Records that describe figures
################
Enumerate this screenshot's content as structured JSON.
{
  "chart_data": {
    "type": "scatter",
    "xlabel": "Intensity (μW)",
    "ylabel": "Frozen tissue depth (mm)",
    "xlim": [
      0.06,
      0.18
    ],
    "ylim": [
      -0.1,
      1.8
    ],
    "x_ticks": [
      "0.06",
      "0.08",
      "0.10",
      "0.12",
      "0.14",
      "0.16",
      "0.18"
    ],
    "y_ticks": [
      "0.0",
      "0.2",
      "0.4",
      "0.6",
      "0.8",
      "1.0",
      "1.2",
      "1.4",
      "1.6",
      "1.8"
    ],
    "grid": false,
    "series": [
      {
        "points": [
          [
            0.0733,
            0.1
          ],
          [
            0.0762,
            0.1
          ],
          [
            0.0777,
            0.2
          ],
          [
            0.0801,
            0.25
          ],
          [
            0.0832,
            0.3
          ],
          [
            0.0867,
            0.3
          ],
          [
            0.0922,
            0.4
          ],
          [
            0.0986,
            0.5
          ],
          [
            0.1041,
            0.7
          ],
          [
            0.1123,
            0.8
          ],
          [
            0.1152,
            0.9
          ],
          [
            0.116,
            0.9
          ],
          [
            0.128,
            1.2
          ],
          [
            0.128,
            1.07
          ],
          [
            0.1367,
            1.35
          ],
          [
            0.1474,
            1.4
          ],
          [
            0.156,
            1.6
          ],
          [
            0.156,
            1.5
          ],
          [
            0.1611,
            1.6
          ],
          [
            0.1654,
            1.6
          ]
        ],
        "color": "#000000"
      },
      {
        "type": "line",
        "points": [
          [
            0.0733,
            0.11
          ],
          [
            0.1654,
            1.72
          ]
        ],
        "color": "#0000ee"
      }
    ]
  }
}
################
WHAT YOU NEED TO DO = Print the complete listing again, exactly as it stands.

CORRECT RESPONSE =
Enumerate this screenshot's content as structured JSON.
{
  "chart_data": {
    "type": "scatter",
    "xlabel": "Intensity (μW)",
    "ylabel": "Frozen tissue depth (mm)",
    "xlim": [
      0.06,
      0.18
    ],
    "ylim": [
      -0.1,
      1.8
    ],
    "x_ticks": [
      "0.06",
      "0.08",
      "0.10",
      "0.12",
      "0.14",
      "0.16",
      "0.18"
    ],
    "y_ticks": [
      "0.0",
      "0.2",
      "0.4",
      "0.6",
      "0.8",
      "1.0",
      "1.2",
      "1.4",
      "1.6",
      "1.8"
    ],
    "grid": false,
    "series": [
      {
        "points": [
          [
            0.0733,
            0.1
          ],
          [
            0.0762,
            0.1
          ],
          [
            0.0777,
            0.2
          ],
          [
            0.0801,
            0.25
          ],
          [
            0.0832,
            0.3
          ],
          [
            0.0867,
            0.3
          ],
          [
            0.0922,
            0.4
          ],
          [
            0.0986,
            0.5
          ],
          [
            0.1041,
            0.7
          ],
          [
            0.1123,
            0.8
          ],
          [
            0.1152,
            0.9
          ],
          [
            0.116,
            0.9
          ],
          [
            0.128,
            1.2
          ],
          [
            0.128,
            1.07
          ],
          [
            0.1367,
            1.35
          ],
          [
            0.1474,
            1.4
          ],
          [
            0.156,
            1.6
          ],
          [
            0.156,
            1.5
          ],
          [
            0.1611,
            1.6
          ],
          [
            0.1654,
            1.6
          ]
        ],
        "color": "#000000"
      },
      {
        "type": "line",
        "points": [
          [
            0.0733,
            0.11
          ],
          [
            0.1654,
            1.72
          ]
        ],
        "color": "#0000ee"
      }
    ]
  }
}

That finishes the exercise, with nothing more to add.